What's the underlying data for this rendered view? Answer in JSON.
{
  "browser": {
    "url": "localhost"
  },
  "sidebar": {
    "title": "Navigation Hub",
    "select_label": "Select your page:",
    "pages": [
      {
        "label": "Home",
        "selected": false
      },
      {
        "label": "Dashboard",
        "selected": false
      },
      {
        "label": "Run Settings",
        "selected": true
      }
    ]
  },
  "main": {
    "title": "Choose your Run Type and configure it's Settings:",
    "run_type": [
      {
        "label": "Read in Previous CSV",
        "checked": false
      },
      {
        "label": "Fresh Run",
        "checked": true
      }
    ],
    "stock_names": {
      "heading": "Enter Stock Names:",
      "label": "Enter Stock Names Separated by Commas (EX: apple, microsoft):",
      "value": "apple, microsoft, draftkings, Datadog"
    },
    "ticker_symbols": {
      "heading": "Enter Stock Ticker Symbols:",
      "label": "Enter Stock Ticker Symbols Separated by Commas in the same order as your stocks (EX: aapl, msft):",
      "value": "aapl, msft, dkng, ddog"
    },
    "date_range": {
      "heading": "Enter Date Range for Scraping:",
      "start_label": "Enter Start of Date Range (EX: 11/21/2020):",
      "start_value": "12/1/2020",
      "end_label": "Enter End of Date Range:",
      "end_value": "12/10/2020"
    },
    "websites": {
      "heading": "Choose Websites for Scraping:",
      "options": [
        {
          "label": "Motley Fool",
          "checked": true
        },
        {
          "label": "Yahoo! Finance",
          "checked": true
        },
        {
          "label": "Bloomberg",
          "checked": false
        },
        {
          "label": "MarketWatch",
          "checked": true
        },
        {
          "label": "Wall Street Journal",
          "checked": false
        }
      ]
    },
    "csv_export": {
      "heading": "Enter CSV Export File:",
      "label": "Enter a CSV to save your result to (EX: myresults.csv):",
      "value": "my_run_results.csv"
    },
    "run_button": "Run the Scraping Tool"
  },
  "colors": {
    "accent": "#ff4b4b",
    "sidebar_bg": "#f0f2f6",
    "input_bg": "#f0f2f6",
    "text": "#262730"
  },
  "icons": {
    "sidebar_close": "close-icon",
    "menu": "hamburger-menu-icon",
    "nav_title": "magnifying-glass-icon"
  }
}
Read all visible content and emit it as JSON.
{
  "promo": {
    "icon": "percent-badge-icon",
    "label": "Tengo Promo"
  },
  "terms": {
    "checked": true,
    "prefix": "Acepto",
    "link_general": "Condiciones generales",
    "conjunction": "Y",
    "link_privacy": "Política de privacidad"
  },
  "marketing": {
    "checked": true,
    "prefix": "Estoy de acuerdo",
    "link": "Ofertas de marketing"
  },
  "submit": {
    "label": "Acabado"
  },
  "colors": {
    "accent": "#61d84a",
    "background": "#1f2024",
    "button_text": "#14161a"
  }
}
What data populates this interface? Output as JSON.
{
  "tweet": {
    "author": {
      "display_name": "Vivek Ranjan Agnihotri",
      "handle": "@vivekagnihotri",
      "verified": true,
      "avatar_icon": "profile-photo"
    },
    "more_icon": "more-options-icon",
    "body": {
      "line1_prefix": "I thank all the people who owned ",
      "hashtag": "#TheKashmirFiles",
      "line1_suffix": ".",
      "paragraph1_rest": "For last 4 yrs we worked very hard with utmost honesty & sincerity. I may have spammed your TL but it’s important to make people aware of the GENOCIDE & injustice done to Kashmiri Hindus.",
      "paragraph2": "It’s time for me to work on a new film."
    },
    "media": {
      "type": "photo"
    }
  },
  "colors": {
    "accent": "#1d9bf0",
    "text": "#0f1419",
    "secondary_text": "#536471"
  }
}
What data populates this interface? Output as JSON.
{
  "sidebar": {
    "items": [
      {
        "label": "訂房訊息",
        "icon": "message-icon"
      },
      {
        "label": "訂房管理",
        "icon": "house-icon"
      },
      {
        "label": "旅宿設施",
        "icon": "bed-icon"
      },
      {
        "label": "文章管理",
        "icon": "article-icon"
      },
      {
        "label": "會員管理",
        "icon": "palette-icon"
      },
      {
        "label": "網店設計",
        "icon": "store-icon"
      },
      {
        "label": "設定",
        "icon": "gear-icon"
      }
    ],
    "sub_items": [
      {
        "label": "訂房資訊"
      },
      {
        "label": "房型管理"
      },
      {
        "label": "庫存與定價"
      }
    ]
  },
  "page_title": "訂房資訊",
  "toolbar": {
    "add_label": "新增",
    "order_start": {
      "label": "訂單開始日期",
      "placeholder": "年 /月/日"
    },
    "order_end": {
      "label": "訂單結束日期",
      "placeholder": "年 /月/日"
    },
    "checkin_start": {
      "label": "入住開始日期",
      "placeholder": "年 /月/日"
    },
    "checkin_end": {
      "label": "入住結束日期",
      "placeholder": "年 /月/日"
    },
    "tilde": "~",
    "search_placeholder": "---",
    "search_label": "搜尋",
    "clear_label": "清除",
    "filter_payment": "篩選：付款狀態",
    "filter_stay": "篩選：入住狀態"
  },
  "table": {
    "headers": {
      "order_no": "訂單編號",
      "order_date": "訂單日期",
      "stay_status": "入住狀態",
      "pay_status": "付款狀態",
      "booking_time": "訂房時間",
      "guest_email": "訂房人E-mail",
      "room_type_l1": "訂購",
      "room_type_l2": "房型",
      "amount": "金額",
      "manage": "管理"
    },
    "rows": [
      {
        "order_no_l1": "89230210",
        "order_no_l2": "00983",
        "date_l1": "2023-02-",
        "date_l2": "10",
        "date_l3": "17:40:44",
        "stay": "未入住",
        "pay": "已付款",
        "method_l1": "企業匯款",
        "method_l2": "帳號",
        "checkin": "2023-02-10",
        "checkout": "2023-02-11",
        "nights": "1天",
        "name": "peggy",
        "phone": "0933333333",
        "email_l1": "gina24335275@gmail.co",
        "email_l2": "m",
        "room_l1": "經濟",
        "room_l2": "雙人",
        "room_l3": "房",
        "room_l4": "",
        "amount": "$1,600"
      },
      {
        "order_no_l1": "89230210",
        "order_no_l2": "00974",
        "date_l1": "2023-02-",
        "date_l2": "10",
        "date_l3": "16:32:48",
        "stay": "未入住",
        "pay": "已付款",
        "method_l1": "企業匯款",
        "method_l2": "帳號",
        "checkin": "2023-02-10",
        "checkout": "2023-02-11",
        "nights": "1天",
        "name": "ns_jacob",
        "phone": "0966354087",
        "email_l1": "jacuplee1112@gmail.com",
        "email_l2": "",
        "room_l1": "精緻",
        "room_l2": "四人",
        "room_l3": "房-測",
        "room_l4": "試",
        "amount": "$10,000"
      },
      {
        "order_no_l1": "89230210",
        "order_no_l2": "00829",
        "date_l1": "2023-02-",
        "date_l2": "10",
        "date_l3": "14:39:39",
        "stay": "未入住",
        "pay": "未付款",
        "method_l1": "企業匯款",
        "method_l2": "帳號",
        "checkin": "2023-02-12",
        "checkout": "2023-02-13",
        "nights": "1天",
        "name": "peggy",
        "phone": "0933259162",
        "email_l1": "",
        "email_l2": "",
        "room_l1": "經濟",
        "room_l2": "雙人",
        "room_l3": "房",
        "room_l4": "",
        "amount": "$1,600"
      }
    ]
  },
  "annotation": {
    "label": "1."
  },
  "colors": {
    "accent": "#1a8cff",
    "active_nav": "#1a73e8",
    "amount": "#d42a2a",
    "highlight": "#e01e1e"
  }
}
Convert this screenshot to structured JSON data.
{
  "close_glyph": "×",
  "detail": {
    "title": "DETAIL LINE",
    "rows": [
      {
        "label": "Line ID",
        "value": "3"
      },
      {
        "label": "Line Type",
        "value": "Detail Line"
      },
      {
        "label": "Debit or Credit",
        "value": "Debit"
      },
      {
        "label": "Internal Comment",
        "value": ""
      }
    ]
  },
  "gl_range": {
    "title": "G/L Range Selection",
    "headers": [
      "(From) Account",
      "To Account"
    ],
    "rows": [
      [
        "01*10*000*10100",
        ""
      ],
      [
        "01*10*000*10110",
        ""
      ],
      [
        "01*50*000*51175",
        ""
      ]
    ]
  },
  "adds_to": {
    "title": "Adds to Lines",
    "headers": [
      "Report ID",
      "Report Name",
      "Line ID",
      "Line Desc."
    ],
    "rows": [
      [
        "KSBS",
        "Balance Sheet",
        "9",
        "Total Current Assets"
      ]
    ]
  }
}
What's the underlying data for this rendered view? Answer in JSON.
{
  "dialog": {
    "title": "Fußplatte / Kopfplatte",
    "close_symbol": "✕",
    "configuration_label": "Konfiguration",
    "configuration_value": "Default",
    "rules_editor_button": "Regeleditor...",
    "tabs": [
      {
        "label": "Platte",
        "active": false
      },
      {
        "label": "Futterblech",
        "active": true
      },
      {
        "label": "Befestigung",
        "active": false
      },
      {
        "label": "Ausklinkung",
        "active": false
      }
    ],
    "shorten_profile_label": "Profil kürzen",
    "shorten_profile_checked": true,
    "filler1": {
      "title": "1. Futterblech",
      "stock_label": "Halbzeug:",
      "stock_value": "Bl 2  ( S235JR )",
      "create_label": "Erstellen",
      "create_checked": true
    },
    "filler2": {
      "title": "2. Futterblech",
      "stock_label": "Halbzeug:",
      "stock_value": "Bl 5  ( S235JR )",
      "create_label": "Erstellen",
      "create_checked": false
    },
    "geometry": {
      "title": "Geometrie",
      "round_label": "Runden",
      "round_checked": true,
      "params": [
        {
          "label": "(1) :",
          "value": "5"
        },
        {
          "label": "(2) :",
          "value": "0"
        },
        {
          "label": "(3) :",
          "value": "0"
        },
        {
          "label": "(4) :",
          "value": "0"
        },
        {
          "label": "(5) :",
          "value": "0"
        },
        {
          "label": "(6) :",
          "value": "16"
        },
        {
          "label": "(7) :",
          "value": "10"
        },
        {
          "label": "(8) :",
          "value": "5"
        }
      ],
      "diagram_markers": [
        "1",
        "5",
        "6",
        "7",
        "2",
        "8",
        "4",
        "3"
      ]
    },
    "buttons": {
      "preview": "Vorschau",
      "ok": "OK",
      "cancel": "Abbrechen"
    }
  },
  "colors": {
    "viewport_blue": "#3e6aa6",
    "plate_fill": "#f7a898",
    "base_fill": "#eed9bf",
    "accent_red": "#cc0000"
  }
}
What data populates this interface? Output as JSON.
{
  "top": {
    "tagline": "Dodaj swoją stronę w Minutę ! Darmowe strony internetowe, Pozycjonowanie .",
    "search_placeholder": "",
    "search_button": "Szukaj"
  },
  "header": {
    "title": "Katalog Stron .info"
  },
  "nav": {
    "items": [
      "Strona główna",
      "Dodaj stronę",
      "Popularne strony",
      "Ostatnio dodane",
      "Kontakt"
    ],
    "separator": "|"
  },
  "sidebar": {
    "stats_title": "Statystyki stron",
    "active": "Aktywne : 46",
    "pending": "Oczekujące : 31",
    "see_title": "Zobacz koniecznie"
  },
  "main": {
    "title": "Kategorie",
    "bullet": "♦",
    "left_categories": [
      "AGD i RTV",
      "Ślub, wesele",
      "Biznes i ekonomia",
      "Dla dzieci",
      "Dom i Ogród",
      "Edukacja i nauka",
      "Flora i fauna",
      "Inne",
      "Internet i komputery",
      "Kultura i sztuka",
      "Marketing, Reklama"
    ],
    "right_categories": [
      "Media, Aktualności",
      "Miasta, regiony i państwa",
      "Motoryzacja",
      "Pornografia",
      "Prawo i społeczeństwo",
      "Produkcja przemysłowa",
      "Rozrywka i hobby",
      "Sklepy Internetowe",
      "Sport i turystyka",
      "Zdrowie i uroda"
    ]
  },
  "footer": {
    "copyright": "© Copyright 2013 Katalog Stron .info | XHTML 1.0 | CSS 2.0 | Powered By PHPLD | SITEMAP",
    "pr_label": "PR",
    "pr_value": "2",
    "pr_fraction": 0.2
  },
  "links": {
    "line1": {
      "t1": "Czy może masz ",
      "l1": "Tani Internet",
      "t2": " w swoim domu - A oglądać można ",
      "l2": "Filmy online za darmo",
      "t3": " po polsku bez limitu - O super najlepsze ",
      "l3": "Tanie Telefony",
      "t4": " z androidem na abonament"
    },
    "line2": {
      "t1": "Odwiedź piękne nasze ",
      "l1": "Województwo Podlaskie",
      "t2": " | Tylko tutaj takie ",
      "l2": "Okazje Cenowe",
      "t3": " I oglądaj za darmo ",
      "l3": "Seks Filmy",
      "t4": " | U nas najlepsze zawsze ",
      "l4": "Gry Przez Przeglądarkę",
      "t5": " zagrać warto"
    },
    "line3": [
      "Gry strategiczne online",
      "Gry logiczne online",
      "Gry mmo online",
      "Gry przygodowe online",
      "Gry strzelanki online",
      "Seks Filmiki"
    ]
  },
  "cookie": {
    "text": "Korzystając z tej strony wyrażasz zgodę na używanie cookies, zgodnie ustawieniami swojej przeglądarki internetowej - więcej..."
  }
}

+---+

◆ What you should do
Indicate how many lines of the material contain the string "Filmy", giving the number and nothing more.

◆ Complete response
2